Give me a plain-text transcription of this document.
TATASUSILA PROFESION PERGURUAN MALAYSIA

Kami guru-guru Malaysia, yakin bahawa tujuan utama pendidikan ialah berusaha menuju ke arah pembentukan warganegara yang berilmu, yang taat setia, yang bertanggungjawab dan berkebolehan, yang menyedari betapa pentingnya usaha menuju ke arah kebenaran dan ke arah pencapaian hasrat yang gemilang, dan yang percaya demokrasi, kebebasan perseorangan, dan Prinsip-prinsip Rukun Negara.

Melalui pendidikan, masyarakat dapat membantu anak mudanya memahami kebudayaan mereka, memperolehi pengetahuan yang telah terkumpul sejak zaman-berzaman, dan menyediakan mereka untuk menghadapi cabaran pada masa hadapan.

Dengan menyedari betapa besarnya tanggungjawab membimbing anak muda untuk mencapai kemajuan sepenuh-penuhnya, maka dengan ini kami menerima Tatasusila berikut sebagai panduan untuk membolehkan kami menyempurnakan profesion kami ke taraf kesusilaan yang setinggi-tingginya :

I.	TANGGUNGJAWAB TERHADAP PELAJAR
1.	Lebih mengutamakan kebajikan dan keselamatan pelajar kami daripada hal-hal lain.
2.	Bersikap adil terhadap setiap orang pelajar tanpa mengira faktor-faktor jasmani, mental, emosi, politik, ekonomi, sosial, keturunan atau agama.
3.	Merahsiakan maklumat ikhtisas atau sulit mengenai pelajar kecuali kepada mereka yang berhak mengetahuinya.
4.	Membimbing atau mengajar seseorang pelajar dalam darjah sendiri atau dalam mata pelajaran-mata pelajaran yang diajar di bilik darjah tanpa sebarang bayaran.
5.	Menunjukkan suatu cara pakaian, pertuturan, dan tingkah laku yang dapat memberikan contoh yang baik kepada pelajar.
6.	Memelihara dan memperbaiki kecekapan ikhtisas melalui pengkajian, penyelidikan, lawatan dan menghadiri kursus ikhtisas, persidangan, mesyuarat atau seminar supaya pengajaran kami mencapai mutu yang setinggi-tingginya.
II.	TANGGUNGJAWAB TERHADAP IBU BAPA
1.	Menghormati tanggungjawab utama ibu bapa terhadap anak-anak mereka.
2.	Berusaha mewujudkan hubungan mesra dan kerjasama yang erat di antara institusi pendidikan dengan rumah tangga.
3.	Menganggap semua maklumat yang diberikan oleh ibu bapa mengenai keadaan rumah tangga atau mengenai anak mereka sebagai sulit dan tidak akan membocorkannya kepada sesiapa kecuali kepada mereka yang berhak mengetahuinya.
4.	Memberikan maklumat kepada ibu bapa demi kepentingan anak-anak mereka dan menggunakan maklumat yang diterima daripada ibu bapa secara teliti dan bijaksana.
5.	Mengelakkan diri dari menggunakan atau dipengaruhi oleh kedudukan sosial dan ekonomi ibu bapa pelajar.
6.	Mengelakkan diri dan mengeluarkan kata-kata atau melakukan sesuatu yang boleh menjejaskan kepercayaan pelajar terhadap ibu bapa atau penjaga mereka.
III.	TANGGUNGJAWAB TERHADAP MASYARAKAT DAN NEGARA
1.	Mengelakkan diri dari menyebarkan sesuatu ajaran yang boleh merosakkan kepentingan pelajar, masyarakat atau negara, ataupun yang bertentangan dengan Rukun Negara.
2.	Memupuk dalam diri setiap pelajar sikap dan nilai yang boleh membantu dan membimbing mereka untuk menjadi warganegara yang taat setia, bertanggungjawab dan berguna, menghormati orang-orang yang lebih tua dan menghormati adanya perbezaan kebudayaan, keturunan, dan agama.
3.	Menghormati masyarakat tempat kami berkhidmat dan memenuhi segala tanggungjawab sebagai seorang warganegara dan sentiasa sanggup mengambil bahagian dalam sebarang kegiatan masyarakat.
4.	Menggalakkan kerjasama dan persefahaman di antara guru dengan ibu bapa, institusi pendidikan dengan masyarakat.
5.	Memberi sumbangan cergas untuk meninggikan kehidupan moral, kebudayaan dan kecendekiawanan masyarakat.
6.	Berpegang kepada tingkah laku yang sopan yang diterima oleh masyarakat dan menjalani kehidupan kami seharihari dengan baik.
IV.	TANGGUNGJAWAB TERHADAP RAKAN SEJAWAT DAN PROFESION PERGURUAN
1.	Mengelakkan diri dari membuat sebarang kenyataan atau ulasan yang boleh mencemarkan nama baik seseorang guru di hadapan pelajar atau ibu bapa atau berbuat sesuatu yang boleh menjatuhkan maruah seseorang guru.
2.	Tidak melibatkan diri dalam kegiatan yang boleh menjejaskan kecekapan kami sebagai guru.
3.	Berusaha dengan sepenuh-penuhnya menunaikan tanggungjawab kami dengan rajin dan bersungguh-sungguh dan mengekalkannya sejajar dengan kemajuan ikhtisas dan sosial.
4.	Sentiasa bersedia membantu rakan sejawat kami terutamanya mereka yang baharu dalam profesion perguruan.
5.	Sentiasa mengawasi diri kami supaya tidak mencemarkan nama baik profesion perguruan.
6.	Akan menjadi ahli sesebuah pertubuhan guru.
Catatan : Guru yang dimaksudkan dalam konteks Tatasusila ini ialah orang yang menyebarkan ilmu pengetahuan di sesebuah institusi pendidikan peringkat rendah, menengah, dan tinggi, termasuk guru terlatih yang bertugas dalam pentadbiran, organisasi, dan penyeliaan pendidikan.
....
- _WRITTEN REQUEST_: Report how many lines of the entries hold the string "mencapai". Provide the number alone.

- _THE REPLY_: 2